**Work to complete**
Retype these lines exactly as they appear, covering every item.

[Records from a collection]
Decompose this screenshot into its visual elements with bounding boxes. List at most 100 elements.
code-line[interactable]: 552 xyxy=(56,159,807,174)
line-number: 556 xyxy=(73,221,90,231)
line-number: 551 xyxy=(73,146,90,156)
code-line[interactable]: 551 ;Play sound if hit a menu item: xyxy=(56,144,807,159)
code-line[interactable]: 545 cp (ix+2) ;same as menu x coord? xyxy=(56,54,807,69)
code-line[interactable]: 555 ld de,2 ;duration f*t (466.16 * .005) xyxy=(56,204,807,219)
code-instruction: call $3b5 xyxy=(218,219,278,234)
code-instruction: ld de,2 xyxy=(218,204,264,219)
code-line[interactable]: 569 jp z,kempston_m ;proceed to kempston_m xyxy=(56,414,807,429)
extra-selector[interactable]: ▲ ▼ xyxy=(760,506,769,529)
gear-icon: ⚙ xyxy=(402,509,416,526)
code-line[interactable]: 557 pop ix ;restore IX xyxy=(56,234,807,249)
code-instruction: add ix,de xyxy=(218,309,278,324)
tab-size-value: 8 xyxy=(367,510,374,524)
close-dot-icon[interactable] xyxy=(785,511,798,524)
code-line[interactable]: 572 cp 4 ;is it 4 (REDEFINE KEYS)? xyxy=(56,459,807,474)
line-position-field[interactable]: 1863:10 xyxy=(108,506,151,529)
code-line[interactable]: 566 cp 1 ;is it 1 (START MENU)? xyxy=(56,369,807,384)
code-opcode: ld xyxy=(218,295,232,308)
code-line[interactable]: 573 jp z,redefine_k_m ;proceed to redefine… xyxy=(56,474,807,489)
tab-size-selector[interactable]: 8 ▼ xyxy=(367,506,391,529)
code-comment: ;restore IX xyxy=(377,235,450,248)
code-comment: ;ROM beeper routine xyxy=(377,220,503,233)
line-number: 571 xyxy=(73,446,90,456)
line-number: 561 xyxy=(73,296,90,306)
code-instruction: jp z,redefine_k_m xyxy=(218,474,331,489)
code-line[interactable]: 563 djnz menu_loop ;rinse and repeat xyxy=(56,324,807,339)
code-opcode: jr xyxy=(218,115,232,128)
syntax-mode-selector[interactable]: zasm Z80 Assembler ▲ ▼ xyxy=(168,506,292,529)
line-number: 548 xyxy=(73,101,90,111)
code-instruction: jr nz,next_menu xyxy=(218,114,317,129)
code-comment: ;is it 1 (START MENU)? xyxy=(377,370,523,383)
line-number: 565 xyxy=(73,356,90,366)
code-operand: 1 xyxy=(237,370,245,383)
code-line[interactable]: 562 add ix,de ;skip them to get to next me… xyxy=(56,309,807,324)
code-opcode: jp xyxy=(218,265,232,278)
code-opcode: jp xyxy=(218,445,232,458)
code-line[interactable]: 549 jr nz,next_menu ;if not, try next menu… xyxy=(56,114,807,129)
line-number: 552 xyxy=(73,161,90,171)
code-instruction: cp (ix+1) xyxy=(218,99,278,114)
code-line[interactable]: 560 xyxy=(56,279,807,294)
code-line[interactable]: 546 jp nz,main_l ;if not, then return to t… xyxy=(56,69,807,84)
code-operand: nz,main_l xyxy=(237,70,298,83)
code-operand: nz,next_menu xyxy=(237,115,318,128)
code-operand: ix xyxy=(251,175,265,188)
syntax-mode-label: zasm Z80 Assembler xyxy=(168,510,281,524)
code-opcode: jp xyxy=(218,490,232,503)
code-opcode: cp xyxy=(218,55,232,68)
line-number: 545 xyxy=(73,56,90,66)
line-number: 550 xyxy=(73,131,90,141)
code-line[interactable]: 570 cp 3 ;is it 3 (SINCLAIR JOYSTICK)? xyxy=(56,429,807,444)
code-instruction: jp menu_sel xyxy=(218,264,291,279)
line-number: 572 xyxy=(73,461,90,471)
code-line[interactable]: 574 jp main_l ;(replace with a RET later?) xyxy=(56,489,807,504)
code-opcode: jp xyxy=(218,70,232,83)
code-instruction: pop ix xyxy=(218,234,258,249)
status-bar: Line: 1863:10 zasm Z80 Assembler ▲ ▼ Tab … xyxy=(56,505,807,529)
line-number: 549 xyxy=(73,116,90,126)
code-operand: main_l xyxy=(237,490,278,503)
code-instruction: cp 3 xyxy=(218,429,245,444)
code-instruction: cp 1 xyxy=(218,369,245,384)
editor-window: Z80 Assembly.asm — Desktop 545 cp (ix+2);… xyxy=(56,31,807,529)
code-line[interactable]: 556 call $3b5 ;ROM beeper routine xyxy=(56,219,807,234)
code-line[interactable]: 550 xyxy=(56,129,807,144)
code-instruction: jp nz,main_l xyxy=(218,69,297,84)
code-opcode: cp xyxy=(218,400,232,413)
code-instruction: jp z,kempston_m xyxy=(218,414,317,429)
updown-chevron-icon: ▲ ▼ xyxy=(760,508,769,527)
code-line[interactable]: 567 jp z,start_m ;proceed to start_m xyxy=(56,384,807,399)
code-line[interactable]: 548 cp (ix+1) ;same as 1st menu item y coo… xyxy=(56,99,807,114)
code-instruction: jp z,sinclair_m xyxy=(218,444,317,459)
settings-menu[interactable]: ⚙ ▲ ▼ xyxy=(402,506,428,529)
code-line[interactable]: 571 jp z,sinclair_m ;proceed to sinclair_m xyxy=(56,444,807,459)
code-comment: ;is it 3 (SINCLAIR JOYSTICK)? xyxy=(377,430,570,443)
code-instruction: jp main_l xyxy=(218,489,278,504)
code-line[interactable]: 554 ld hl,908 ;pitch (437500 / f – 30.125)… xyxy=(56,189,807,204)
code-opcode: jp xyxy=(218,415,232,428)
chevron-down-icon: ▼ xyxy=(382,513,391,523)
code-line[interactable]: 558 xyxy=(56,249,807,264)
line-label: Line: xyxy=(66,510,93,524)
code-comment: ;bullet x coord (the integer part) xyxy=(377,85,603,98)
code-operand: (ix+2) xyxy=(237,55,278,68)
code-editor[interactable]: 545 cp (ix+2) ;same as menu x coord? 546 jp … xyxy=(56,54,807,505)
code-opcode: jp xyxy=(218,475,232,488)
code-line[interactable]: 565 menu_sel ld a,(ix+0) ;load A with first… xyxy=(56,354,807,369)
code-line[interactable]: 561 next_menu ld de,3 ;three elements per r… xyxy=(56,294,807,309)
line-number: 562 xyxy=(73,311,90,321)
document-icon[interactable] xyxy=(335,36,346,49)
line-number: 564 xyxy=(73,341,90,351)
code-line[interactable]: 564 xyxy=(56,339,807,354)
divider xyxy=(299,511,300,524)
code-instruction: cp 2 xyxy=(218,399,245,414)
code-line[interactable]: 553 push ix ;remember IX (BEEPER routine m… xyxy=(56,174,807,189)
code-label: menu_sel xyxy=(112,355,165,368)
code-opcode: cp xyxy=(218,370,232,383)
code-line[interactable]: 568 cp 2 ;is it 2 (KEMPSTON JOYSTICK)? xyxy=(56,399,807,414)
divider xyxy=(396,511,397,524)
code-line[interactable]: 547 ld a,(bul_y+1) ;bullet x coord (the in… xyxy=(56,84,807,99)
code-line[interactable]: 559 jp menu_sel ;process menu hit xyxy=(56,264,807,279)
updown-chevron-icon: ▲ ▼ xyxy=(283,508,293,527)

**Written solution**
Decompose this screenshot into its visual elements with bounding boxes. List at most 100 elements.
code-line[interactable]: 552 xyxy=(56,159,807,174)
line-number: 556 xyxy=(73,221,90,231)
line-number: 551 xyxy=(73,146,90,156)
code-line[interactable]: 551 ;Play sound if hit a menu item: xyxy=(56,144,807,159)
code-line[interactable]: 545 cp (ix+2) ;same as menu x coord? xyxy=(56,54,807,69)
code-line[interactable]: 555 ld de,2 ;duration f*t (466.16 * .005) xyxy=(56,204,807,219)
code-instruction: call $3b5 xyxy=(218,219,278,234)
code-instruction: ld de,2 xyxy=(218,204,264,219)
code-line[interactable]: 569 jp z,kempston_m ;proceed to kempston_m xyxy=(56,414,807,429)
extra-selector[interactable]: ▲ ▼ xyxy=(760,506,769,529)
gear-icon: ⚙ xyxy=(402,509,416,526)
code-line[interactable]: 557 pop ix ;restore IX xyxy=(56,234,807,249)
code-instruction: add ix,de xyxy=(218,309,278,324)
tab-size-value: 8 xyxy=(367,510,374,524)
close-dot-icon[interactable] xyxy=(785,511,798,524)
code-line[interactable]: 572 cp 4 ;is it 4 (REDEFINE KEYS)? xyxy=(56,459,807,474)
line-position-field[interactable]: 1863:10 xyxy=(108,506,151,529)
code-line[interactable]: 566 cp 1 ;is it 1 (START MENU)? xyxy=(56,369,807,384)
code-opcode: ld xyxy=(218,295,232,308)
code-line[interactable]: 573 jp z,redefine_k_m ;proceed to redefine… xyxy=(56,474,807,489)
tab-size-selector[interactable]: 8 ▼ xyxy=(367,506,391,529)
code-comment: ;restore IX xyxy=(377,235,450,248)
code-comment: ;ROM beeper routine xyxy=(377,220,503,233)
line-number: 571 xyxy=(73,446,90,456)
line-number: 561 xyxy=(73,296,90,306)
code-instruction: jp z,redefine_k_m xyxy=(218,474,331,489)
code-line[interactable]: 563 djnz menu_loop ;rinse and repeat xyxy=(56,324,807,339)
code-opcode: jr xyxy=(218,115,232,128)
syntax-mode-selector[interactable]: zasm Z80 Assembler ▲ ▼ xyxy=(168,506,292,529)
line-number: 548 xyxy=(73,101,90,111)
code-instruction: jr nz,next_menu xyxy=(218,114,317,129)
code-comment: ;is it 1 (START MENU)? xyxy=(377,370,523,383)
line-number: 565 xyxy=(73,356,90,366)
code-operand: 1 xyxy=(237,370,245,383)
code-line[interactable]: 562 add ix,de ;skip them to get to next me… xyxy=(56,309,807,324)
code-opcode: jp xyxy=(218,265,232,278)
code-opcode: jp xyxy=(218,445,232,458)
code-line[interactable]: 549 jr nz,next_menu ;if not, try next menu… xyxy=(56,114,807,129)
line-number: 552 xyxy=(73,161,90,171)
code-instruction: cp (ix+1) xyxy=(218,99,278,114)
code-line[interactable]: 560 xyxy=(56,279,807,294)
code-line[interactable]: 546 jp nz,main_l ;if not, then return to t… xyxy=(56,69,807,84)
code-operand: nz,main_l xyxy=(237,70,298,83)
code-operand: nz,next_menu xyxy=(237,115,318,128)
code-operand: ix xyxy=(251,175,265,188)
syntax-mode-label: zasm Z80 Assembler xyxy=(168,510,281,524)
code-opcode: jp xyxy=(218,490,232,503)
code-opcode: cp xyxy=(218,55,232,68)
line-number: 545 xyxy=(73,56,90,66)
line-number: 550 xyxy=(73,131,90,141)
code-line[interactable]: 570 cp 3 ;is it 3 (SINCLAIR JOYSTICK)? xyxy=(56,429,807,444)
code-instruction: jp menu_sel xyxy=(218,264,291,279)
line-number: 572 xyxy=(73,461,90,471)
code-line[interactable]: 574 jp main_l ;(replace with a RET later?) xyxy=(56,489,807,504)
code-opcode: jp xyxy=(218,70,232,83)
code-instruction: pop ix xyxy=(218,234,258,249)
status-bar: Line: 1863:10 zasm Z80 Assembler ▲ ▼ Tab … xyxy=(56,505,807,529)
line-number: 549 xyxy=(73,116,90,126)
code-operand: main_l xyxy=(237,490,278,503)
code-instruction: cp 3 xyxy=(218,429,245,444)
code-instruction: cp 1 xyxy=(218,369,245,384)
editor-window: Z80 Assembly.asm — Desktop 545 cp (ix+2);… xyxy=(56,31,807,529)
code-line[interactable]: 556 call $3b5 ;ROM beeper routine xyxy=(56,219,807,234)
code-line[interactable]: 550 xyxy=(56,129,807,144)
code-instruction: jp nz,main_l xyxy=(218,69,297,84)
code-opcode: cp xyxy=(218,400,232,413)
code-instruction: jp z,kempston_m xyxy=(218,414,317,429)
updown-chevron-icon: ▲ ▼ xyxy=(760,508,769,527)
code-line[interactable]: 567 jp z,start_m ;proceed to start_m xyxy=(56,384,807,399)
code-line[interactable]: 548 cp (ix+1) ;same as 1st menu item y coo… xyxy=(56,99,807,114)
code-instruction: jp z,sinclair_m xyxy=(218,444,317,459)
settings-menu[interactable]: ⚙ ▲ ▼ xyxy=(402,506,428,529)
code-line[interactable]: 571 jp z,sinclair_m ;proceed to sinclair_m xyxy=(56,444,807,459)
code-comment: ;is it 3 (SINCLAIR JOYSTICK)? xyxy=(377,430,570,443)
code-instruction: jp main_l xyxy=(218,489,278,504)
code-line[interactable]: 554 ld hl,908 ;pitch (437500 / f – 30.125)… xyxy=(56,189,807,204)
code-opcode: jp xyxy=(218,415,232,428)
chevron-down-icon: ▼ xyxy=(382,513,391,523)
code-line[interactable]: 558 xyxy=(56,249,807,264)
line-label: Line: xyxy=(66,510,93,524)
code-comment: ;bullet x coord (the integer part) xyxy=(377,85,603,98)
code-operand: (ix+2) xyxy=(237,55,278,68)
code-editor[interactable]: 545 cp (ix+2) ;same as menu x coord? 546 jp … xyxy=(56,54,807,505)
code-opcode: jp xyxy=(218,475,232,488)
code-line[interactable]: 565 menu_sel ld a,(ix+0) ;load A with first… xyxy=(56,354,807,369)
code-line[interactable]: 561 next_menu ld de,3 ;three elements per r… xyxy=(56,294,807,309)
line-number: 562 xyxy=(73,311,90,321)
document-icon[interactable] xyxy=(335,36,346,49)
line-number: 564 xyxy=(73,341,90,351)
code-line[interactable]: 564 xyxy=(56,339,807,354)
divider xyxy=(299,511,300,524)
code-instruction: cp 2 xyxy=(218,399,245,414)
code-line[interactable]: 553 push ix ;remember IX (BEEPER routine m… xyxy=(56,174,807,189)
code-label: menu_sel xyxy=(112,355,165,368)
code-opcode: cp xyxy=(218,370,232,383)
code-line[interactable]: 568 cp 2 ;is it 2 (KEMPSTON JOYSTICK)? xyxy=(56,399,807,414)
divider xyxy=(396,511,397,524)
code-line[interactable]: 547 ld a,(bul_y+1) ;bullet x coord (the in… xyxy=(56,84,807,99)
code-line[interactable]: 559 jp menu_sel ;process menu hit xyxy=(56,264,807,279)
updown-chevron-icon: ▲ ▼ xyxy=(283,508,293,527)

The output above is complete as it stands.